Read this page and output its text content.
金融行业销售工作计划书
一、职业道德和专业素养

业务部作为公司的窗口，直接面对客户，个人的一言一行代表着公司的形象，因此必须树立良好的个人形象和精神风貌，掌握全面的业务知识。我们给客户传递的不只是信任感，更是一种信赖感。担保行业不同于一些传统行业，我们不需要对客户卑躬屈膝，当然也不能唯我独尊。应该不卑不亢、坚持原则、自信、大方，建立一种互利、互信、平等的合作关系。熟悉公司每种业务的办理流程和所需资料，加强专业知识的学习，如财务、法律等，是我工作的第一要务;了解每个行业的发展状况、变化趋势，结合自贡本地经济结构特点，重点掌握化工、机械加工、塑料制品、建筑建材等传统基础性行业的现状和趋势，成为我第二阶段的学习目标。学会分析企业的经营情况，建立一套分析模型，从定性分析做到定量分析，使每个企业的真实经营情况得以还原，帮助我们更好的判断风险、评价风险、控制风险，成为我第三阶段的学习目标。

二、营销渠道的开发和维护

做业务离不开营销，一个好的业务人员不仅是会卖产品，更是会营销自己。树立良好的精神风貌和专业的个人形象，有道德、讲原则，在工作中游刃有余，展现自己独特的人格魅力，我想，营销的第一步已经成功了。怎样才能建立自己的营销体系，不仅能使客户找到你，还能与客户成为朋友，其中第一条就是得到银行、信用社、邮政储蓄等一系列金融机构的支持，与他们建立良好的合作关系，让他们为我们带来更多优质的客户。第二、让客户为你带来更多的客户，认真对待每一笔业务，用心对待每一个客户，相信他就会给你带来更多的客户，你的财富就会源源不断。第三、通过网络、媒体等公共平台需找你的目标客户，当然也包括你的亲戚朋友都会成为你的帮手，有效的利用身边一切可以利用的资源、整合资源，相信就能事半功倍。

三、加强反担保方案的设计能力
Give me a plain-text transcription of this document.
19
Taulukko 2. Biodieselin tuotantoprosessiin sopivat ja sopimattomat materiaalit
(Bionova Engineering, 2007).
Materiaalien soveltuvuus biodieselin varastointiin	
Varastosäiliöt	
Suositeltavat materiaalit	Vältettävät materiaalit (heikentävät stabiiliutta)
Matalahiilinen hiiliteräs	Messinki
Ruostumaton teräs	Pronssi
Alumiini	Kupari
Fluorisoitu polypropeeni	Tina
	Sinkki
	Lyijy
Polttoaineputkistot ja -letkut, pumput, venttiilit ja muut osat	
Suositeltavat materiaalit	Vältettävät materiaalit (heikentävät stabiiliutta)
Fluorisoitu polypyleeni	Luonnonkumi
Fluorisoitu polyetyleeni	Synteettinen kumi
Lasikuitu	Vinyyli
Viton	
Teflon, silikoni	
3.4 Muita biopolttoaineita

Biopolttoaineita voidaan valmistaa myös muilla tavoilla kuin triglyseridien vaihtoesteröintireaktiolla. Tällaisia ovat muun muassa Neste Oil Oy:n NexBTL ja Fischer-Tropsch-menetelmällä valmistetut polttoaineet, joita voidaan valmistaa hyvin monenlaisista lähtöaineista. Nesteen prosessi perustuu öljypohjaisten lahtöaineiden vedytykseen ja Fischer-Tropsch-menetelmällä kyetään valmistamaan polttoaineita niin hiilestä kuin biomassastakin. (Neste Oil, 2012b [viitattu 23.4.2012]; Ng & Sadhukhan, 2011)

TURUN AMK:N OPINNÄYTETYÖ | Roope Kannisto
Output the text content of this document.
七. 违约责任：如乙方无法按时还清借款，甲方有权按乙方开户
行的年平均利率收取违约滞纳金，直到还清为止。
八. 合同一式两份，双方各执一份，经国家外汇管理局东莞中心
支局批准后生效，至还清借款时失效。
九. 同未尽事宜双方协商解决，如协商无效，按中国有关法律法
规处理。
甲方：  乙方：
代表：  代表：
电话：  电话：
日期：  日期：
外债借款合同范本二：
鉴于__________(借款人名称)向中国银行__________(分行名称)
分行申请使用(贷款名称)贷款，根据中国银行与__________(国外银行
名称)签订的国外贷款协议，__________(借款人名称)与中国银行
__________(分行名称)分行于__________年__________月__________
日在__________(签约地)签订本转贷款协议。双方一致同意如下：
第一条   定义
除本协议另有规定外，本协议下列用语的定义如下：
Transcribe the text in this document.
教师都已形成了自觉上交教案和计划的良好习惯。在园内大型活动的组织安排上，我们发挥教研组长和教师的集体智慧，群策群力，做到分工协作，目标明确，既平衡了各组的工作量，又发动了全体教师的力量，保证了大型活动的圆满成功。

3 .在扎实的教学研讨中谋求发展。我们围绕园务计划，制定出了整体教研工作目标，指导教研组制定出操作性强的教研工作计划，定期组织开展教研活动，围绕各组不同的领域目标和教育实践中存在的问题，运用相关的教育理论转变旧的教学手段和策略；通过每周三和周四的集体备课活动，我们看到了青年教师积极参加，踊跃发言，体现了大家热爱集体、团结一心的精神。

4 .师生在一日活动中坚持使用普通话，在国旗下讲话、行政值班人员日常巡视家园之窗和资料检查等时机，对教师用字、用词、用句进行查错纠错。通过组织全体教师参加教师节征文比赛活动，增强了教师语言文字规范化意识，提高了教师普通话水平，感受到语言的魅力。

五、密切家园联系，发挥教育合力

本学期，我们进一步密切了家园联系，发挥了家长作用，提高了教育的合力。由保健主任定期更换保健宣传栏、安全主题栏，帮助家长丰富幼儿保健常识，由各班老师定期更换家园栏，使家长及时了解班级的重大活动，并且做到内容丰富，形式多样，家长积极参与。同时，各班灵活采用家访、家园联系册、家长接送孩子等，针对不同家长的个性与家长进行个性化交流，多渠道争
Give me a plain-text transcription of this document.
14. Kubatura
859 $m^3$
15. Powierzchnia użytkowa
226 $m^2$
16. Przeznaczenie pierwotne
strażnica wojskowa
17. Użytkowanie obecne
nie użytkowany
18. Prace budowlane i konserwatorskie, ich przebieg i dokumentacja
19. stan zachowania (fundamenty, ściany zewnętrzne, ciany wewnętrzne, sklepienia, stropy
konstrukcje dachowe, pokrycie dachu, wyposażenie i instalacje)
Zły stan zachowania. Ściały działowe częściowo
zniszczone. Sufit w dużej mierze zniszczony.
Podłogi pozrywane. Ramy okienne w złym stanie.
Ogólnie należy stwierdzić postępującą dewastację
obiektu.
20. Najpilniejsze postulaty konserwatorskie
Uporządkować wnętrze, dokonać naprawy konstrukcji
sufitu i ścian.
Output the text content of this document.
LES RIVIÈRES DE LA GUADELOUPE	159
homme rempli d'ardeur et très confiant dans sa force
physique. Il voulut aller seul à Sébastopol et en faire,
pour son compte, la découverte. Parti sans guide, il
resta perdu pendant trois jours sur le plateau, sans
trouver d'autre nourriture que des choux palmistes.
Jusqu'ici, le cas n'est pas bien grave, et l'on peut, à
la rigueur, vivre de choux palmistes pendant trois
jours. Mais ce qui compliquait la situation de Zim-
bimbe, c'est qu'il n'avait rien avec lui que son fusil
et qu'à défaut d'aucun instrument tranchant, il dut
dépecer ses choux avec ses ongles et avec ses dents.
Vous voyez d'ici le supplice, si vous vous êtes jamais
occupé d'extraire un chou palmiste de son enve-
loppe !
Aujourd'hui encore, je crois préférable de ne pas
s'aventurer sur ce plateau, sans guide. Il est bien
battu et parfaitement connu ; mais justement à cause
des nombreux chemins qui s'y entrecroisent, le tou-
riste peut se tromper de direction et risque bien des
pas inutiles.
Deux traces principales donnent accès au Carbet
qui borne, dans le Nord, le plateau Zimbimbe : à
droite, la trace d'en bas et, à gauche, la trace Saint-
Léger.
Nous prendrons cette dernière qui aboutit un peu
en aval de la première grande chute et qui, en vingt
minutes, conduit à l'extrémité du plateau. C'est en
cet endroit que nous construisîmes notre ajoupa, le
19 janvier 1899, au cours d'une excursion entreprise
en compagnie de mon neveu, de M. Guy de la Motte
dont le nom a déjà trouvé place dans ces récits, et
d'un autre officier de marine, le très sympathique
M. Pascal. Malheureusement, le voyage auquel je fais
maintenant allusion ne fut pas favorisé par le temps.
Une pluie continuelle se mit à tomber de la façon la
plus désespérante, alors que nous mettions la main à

OBJECTIVE = Copy every line of the records above that holds the word "bien".

EXERCISE SOLUTION =
Jusqu'ici, le cas n'est pas bien grave, et l'on peut, à
s'aventurer sur ce plateau, sans guide. Il est bien
riste peut se tromper de direction et risque bien des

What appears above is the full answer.